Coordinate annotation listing
>>>

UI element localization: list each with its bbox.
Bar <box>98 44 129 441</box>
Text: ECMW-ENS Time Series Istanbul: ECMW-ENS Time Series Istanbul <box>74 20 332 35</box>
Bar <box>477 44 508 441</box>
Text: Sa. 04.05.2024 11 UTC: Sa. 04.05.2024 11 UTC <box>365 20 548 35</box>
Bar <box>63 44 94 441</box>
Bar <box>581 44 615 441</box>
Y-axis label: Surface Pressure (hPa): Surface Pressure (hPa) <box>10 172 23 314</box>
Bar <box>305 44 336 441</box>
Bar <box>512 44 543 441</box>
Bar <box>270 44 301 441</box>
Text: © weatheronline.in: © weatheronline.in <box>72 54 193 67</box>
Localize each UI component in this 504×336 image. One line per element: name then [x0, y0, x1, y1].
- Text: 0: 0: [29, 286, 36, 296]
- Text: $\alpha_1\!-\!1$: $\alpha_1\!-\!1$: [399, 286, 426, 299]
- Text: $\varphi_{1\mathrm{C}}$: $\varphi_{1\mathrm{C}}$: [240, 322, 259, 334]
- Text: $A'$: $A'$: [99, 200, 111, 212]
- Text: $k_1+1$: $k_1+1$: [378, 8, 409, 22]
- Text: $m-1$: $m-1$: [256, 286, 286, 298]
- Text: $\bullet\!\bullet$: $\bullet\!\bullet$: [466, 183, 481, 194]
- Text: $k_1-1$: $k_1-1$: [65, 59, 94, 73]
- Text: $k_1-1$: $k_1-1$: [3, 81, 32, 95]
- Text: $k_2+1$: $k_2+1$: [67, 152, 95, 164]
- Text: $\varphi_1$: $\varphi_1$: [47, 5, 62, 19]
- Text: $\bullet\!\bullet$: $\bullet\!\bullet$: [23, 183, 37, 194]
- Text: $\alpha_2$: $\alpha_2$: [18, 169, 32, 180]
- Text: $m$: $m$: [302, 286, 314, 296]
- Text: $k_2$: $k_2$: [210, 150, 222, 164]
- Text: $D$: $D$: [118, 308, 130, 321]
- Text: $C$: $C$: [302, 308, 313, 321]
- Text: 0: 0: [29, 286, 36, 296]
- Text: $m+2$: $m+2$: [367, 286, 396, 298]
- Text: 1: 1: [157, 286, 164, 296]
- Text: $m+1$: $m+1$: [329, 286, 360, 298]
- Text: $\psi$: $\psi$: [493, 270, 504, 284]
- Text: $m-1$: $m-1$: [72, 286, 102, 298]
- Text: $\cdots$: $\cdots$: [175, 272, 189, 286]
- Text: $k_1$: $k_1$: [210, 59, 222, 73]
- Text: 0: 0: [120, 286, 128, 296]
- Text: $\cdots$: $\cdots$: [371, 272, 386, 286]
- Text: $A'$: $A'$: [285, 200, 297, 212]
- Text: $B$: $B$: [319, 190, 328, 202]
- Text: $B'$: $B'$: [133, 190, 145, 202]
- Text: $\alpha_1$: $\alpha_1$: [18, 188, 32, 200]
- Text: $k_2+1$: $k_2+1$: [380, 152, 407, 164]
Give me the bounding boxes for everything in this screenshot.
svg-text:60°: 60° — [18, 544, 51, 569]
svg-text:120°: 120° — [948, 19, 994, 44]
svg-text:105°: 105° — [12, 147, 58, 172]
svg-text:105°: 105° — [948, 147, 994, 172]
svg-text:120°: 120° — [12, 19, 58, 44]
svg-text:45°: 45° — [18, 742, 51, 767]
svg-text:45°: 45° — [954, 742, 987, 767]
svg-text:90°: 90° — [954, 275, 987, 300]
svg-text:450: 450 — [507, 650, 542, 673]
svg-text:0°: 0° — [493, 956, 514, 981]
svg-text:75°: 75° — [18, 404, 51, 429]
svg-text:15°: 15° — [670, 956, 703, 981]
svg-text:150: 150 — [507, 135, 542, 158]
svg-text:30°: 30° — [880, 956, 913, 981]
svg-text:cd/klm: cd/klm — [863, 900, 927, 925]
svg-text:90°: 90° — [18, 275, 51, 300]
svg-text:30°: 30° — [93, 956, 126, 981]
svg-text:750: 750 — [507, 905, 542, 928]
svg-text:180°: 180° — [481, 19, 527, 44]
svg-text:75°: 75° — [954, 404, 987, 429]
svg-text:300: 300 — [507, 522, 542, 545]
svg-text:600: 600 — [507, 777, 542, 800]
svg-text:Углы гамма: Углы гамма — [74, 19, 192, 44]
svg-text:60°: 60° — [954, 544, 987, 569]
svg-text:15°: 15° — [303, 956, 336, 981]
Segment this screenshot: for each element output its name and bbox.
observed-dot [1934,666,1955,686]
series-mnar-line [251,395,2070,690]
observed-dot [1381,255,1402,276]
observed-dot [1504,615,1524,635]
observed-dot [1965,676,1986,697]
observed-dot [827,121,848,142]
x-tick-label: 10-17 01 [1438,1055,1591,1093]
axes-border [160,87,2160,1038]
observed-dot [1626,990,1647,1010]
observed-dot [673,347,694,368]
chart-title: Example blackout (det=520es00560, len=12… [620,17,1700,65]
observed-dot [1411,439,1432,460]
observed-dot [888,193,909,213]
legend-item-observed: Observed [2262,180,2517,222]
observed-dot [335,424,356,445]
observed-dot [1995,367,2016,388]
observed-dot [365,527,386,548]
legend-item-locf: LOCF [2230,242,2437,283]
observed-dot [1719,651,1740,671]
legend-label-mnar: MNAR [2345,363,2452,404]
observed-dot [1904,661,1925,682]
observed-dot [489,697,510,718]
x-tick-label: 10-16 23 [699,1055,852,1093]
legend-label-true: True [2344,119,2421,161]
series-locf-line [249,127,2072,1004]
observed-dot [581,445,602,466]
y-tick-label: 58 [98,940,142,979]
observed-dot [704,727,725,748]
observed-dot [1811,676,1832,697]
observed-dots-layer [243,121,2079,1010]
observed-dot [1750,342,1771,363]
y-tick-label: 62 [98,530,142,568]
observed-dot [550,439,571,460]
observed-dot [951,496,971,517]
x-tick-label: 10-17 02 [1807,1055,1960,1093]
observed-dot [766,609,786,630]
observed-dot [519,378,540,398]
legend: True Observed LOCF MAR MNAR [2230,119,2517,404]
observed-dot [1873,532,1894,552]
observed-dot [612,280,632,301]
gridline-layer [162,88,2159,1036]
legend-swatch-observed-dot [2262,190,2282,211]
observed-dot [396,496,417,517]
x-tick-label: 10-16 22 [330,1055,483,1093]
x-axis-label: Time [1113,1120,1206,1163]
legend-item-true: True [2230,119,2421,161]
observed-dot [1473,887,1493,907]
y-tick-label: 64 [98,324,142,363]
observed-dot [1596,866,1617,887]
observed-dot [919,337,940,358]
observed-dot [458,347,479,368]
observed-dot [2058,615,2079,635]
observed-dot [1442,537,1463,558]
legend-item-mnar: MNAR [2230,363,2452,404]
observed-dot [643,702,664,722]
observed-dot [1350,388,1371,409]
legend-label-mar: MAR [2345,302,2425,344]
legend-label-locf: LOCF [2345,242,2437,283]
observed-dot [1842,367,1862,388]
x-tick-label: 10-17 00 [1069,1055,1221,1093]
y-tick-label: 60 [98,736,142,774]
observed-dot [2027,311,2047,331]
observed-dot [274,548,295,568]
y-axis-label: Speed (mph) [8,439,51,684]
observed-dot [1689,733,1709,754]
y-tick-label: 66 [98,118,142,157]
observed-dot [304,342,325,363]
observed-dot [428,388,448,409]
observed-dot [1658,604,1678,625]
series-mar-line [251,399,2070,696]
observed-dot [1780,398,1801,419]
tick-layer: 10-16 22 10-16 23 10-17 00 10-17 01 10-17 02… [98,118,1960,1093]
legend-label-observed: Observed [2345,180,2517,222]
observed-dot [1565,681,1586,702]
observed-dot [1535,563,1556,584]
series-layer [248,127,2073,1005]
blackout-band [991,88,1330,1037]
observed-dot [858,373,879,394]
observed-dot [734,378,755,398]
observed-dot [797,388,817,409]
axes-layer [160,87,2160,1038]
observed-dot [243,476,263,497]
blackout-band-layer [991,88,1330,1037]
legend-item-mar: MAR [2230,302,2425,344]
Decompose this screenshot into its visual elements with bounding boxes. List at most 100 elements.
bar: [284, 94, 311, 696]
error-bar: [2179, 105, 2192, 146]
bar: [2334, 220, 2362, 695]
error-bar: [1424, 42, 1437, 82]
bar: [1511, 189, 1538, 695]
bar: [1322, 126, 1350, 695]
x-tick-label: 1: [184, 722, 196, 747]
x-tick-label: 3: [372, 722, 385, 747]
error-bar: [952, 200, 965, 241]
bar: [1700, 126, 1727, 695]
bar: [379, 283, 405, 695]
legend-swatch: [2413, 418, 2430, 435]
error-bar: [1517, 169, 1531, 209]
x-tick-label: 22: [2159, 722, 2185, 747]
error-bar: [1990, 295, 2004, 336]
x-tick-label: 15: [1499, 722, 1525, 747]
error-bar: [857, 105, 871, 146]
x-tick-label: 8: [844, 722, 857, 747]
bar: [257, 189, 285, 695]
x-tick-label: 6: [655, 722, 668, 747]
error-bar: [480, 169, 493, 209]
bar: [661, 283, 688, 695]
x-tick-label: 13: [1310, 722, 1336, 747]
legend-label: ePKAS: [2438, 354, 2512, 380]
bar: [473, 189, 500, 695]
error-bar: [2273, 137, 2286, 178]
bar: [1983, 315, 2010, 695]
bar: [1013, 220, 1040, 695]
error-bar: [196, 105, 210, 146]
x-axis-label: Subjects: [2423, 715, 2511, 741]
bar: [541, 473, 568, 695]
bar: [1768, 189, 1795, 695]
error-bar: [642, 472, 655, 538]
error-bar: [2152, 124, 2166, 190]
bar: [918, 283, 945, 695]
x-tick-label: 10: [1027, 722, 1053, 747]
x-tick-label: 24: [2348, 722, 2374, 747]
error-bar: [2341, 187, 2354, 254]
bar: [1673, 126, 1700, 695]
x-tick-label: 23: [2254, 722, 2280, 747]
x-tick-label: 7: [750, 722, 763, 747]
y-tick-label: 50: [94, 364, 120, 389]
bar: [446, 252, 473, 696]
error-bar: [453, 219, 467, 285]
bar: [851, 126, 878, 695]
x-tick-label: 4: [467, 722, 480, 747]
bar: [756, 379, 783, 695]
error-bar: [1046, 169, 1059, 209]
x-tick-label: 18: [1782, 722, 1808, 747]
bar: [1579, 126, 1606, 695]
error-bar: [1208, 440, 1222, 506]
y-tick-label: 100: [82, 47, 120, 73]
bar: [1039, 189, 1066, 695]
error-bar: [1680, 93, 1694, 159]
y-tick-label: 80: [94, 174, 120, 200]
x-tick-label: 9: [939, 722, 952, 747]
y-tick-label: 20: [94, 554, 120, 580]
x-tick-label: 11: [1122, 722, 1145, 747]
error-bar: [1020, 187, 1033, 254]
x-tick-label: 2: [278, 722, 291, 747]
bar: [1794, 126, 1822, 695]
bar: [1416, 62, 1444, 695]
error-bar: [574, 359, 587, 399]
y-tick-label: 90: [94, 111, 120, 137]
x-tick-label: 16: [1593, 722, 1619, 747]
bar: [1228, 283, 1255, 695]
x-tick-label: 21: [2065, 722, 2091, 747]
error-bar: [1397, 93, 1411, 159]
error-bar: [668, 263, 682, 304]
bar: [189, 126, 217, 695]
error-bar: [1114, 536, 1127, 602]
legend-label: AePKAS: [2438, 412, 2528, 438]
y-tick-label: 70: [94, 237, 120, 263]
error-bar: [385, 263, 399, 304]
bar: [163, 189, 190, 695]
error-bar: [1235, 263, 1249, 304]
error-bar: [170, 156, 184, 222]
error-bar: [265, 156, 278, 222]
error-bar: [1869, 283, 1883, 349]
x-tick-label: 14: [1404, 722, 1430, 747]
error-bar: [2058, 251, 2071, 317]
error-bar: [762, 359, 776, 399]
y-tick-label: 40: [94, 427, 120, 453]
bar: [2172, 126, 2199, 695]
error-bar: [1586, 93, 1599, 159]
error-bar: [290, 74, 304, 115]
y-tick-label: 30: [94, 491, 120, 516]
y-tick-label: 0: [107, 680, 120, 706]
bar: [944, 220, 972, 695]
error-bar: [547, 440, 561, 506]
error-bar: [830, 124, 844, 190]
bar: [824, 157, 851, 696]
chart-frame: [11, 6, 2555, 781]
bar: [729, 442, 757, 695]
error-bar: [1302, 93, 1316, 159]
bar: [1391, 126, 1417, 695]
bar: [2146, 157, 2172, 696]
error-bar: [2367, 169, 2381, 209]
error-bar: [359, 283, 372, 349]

<<<

**INSTRUCTIONS FOR THE TASK**
Copy word for word the lines from the start of the listing up to and including the line containing "Y-axis label: Surface".

**SOLUTION FOR THIS EXERCISE**
UI element localization: list each with its bbox.
Bar <box>98 44 129 441</box>
Text: ECMW-ENS Time Series Istanbul: ECMW-ENS Time Series Istanbul <box>74 20 332 35</box>
Bar <box>477 44 508 441</box>
Text: Sa. 04.05.2024 11 UTC: Sa. 04.05.2024 11 UTC <box>365 20 548 35</box>
Bar <box>63 44 94 441</box>
Bar <box>581 44 615 441</box>
Y-axis label: Surface Pressure (hPa): Surface Pressure (hPa) <box>10 172 23 314</box>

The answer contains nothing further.